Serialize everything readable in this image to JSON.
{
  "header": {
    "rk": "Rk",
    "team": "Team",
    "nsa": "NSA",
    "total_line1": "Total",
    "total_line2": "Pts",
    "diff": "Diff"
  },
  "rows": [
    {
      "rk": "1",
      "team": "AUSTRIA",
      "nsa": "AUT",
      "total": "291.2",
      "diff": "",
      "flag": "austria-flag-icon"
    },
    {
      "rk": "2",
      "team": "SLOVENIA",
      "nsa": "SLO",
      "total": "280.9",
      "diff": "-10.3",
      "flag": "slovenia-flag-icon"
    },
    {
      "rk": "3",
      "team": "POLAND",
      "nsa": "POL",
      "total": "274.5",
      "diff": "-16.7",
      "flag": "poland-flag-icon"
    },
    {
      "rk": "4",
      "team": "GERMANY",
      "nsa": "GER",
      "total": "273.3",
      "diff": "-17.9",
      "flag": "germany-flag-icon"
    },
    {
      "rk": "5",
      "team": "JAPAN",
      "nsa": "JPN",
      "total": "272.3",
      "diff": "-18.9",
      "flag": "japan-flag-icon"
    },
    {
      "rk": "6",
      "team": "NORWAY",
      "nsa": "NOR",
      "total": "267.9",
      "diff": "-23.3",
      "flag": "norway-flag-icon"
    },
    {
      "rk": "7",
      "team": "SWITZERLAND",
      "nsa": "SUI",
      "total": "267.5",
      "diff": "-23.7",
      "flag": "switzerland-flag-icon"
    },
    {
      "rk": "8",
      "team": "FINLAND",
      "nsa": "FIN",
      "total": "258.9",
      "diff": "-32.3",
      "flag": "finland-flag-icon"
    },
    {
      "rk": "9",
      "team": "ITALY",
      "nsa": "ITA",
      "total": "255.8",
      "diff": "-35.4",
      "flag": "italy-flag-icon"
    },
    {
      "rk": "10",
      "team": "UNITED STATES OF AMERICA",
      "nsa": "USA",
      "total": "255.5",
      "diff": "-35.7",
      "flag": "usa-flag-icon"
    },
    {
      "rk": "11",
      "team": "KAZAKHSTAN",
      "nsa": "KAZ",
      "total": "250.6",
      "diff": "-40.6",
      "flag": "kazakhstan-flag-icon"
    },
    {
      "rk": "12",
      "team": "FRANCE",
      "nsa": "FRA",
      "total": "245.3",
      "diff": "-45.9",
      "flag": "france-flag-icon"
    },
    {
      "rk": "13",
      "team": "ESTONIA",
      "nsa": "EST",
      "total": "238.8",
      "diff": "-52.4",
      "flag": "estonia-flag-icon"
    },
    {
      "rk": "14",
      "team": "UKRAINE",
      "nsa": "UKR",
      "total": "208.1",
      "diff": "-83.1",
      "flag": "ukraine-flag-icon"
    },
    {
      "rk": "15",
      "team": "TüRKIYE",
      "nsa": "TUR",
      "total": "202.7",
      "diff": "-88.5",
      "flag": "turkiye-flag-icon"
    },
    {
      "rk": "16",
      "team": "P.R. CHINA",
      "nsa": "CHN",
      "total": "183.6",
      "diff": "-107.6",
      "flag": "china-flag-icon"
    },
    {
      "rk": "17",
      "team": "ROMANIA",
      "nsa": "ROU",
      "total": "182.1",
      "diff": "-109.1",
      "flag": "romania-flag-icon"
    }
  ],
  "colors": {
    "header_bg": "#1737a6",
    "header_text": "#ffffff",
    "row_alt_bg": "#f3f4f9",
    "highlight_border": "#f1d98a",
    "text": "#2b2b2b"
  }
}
+ + + + + + +
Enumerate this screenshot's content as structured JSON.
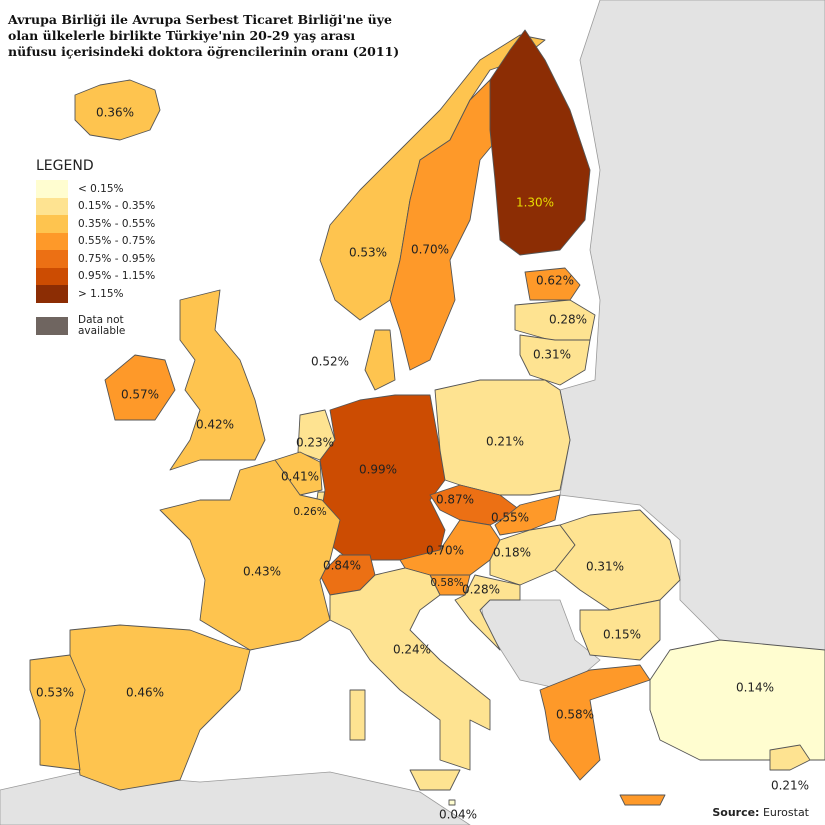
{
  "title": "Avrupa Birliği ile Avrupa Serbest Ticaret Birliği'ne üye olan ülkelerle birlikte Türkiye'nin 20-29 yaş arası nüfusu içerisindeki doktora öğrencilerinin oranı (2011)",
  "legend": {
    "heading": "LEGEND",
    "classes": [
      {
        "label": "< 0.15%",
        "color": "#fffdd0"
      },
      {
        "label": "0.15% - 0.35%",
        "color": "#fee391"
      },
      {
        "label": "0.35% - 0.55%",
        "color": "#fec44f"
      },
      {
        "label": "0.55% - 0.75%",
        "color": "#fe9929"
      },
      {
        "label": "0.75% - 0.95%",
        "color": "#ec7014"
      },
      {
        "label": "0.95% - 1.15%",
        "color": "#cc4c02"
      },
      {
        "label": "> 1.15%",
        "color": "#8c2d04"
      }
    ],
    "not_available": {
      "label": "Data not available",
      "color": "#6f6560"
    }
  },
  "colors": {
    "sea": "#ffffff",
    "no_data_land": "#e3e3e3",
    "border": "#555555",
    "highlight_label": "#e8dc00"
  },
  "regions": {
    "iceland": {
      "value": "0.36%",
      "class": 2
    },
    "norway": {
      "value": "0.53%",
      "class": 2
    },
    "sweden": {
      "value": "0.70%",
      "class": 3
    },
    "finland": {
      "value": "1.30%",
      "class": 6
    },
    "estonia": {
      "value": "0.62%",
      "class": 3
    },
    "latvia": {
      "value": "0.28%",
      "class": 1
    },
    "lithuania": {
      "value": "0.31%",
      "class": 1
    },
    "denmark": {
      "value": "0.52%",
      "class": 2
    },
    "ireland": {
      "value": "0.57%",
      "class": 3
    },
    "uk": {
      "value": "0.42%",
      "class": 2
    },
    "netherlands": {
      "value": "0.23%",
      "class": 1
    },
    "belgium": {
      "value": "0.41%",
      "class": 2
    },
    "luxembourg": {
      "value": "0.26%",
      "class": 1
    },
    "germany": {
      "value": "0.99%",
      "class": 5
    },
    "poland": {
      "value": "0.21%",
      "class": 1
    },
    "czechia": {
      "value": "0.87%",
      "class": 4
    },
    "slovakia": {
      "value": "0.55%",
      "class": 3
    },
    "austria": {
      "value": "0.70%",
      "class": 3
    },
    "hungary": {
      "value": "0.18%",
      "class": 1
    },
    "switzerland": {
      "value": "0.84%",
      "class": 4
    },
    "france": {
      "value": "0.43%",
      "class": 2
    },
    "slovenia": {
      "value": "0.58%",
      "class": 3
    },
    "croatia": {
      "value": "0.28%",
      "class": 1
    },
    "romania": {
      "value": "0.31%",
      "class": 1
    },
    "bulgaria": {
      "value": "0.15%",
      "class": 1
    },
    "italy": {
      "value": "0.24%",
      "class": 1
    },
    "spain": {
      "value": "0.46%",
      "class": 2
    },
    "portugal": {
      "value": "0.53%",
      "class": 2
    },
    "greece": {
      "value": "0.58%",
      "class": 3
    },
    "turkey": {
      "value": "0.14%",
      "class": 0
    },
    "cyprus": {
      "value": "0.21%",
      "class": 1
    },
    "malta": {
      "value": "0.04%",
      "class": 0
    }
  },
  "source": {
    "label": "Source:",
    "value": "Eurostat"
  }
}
+ + + + + + +
• **What the exercise asks**: Copy all lines from the data that hold the word "JSON".

• **Answer for the task**:
Serialize everything readable in this image to JSON.
Enumerate this screenshot's content as structured JSON.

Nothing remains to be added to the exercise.